Return a copy of every line in the records that includes the word "downloader".
++++++
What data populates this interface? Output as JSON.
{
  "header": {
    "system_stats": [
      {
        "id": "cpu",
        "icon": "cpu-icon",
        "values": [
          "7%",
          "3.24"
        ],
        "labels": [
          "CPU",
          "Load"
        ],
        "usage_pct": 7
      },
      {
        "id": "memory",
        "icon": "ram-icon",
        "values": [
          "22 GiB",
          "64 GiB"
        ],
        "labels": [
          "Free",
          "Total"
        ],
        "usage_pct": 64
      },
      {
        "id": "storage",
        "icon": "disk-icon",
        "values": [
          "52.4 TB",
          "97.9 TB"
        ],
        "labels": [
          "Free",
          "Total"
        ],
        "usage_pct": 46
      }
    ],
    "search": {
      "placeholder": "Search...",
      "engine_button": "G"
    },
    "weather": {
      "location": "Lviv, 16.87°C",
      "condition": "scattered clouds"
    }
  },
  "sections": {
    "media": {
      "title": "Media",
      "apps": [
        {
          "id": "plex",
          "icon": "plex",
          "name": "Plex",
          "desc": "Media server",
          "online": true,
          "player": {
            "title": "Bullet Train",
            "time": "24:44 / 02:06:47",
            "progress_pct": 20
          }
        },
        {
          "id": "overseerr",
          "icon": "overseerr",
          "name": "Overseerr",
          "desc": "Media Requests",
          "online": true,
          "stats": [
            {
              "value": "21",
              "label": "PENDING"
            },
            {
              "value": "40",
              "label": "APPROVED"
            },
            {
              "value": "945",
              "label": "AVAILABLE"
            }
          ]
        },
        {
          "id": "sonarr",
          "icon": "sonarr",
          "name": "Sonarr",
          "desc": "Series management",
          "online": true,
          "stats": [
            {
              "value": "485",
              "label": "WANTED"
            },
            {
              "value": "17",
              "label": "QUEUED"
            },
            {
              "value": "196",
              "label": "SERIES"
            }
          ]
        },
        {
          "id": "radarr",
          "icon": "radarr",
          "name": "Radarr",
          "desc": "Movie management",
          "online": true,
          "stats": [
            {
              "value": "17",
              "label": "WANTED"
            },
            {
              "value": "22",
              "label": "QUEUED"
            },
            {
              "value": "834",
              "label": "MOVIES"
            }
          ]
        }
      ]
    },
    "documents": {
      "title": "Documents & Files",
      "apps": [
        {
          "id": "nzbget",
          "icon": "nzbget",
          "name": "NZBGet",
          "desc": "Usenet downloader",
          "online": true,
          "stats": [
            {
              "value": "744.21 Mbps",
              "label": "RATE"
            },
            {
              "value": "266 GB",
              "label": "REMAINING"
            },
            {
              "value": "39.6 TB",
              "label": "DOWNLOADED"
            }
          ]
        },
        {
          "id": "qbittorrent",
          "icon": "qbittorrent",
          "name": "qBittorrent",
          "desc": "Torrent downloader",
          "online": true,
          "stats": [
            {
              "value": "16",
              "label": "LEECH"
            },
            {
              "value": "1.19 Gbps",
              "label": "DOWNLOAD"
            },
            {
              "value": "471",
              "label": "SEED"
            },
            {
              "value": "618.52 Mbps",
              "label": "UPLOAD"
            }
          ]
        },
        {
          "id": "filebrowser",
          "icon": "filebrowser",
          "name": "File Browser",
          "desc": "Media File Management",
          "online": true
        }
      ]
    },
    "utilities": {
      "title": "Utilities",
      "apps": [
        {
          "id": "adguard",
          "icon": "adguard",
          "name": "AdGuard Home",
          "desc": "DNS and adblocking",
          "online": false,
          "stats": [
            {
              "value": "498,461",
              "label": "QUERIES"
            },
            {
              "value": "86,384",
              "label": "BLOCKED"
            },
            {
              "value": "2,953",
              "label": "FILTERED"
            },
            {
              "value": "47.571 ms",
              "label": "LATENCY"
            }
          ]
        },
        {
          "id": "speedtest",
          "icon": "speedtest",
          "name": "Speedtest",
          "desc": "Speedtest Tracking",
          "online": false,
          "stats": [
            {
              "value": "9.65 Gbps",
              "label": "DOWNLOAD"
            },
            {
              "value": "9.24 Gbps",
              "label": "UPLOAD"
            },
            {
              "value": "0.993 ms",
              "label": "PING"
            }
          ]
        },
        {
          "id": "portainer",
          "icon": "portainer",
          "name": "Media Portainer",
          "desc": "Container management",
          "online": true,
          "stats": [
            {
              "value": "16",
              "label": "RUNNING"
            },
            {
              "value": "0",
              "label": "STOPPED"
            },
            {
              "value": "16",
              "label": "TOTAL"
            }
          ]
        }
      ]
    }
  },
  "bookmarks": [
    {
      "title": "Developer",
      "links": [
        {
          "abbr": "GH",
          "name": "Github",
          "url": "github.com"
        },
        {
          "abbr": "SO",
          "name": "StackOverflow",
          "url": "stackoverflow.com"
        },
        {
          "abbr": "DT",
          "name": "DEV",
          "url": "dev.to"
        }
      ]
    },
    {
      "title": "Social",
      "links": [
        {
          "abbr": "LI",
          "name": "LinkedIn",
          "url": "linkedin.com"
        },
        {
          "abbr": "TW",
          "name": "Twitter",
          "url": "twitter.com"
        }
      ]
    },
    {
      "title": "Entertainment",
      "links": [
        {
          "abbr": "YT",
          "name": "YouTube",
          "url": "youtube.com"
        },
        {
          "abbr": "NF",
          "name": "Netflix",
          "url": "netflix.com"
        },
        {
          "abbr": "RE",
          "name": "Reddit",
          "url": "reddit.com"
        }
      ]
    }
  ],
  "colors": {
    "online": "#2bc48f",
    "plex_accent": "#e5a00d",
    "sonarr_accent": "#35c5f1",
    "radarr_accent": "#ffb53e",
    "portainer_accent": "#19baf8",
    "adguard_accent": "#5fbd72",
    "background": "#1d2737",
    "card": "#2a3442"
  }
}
++++++
Response
          "desc": "Usenet downloader",
          "desc": "Torrent downloader",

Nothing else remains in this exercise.